#### EXTRACT PROVIDED ####
How is performance affected on distribution of data over multiple indices


(narinder.izap) #1

Hi there,
We are going to have billions of records in the es, so we
have plan to distribute the data over multiple indices, I want to know how
it is going to affect the performance, which of the options will be better
in terms of performance,

Single Index with data distributed in multiple types

OR

Multiple Indices

For example:
Multiple Indices:

Index 1:
"user" all data related to user.

Index 2:
"media", all the media related to user, (photos, videos etc), which are
stored in "INDEX 1", related with some id in those documents.

Index 3:
"comments", all the comments related to users, and media those are stored
in above two indices.

Single Index

"master_index"

type: user, media, comments


(Drew Raines) #2

Narinder Kaur wrote:

We are going to have billions of records in the es, so we have plan
to distribute the data over multiple indices, I want to know how it
is going to affect the performance, which of the options will be
better in terms of performance,

Single Index with data distributed in multiple types

OR

Multiple Indices

I would go for single index with types. That will give you more
flexibility in relating & retrieving the data.

There's no inherent limit to the size of an index. It's just an
abstraction on top of one or more shards. You'll want to tune the
number of shards based on how big your docs are, how many nodes,
etc.

-Drew


(Karussell) #3

It also depends on how many times you'll update the index and how fast
updated docs should pop up in searches.

If you frequently update (a lot) data and you need them pop up in
(near) realtime, then you should prefer smaller indices.
Also it gives you the flexibility (but also more work) to split
indices not only on type but also on date (e.g. for comments etc).

Peter.

On 28 Okt., 20:52, Drew Raines d...@raines.me wrote:

Narinder Kaur wrote:

We are going to have billions of records in the es, so we have plan
to distribute the data over multiple indices, I want to know how it
is going to affect the performance, which of the options will be
better in terms of performance,

Single Index with data distributed in multiple types

OR

Multiple Indices

I would go for single index with types. That will give you more
flexibility in relating & retrieving the data.

There's no inherent limit to the size of an index. It's just an
abstraction on top of one or more shards. You'll want to tune the
number of shards based on how big your docs are, how many nodes,
etc.

-Drew


(system) #4
####
▸ **TASK DIRECTIONS**: Update the stretch of the thread on index performance from "(Karussell) #3" through "for comments etc)." by changing "realtime" to "real time", and give that passage in full.
#### EXCERPTED RECORDS ####
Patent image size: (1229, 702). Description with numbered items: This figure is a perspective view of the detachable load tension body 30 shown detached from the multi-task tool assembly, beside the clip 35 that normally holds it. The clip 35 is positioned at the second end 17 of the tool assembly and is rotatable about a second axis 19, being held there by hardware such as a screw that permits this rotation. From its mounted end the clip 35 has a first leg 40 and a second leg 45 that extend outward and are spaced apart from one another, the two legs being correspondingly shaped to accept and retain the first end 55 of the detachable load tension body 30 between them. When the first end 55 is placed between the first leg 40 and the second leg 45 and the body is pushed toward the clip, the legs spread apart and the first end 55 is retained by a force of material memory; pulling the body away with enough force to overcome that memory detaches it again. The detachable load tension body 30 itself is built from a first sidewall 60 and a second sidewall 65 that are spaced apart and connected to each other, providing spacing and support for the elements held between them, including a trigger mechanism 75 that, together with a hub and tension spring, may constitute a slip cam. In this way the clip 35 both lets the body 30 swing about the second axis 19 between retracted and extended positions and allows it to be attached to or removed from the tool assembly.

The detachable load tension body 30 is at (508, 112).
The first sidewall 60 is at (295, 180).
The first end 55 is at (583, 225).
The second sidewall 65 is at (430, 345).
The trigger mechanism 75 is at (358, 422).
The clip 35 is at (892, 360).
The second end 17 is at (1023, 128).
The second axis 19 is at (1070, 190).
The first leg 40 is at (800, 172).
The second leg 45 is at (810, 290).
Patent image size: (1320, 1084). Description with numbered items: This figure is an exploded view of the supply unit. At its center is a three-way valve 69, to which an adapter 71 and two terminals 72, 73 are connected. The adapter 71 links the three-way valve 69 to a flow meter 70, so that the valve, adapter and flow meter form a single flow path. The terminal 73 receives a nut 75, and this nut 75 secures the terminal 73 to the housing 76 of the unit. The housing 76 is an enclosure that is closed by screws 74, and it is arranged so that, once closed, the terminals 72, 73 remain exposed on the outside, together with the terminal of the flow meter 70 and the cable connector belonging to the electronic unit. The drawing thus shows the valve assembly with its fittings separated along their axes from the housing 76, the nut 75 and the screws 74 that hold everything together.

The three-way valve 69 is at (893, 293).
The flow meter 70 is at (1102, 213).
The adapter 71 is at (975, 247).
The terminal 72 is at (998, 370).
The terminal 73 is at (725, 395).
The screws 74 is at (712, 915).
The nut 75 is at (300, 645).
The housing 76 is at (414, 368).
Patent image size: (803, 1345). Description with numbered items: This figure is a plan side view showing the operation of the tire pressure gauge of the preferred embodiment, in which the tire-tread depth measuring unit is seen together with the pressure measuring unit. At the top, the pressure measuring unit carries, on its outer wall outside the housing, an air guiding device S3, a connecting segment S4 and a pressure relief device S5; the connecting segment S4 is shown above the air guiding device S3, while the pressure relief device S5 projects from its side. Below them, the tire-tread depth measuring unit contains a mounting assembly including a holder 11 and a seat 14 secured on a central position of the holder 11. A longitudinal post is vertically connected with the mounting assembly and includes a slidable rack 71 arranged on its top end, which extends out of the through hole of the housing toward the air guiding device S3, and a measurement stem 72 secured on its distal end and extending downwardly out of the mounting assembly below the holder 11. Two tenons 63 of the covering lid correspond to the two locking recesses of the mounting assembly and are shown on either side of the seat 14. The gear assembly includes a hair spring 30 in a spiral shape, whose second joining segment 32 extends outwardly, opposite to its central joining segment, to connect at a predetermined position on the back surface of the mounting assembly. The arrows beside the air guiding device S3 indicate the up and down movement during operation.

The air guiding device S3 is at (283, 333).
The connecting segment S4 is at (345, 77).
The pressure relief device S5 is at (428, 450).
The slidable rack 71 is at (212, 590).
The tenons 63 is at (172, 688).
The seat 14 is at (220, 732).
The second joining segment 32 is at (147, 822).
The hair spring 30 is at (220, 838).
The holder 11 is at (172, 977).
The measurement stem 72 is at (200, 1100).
####
▸ **ANSWER IN FULL**:
(Karussell) #3

It also depends on how many times you'll update the index and how fast
updated docs should pop up in searches.

If you frequently update (a lot) data and you need them pop up in
(near) real time, then you should prefer smaller indices.
Also it gives you the flexibility (but also more work) to split
indices not only on type but also on date (e.g. for comments etc).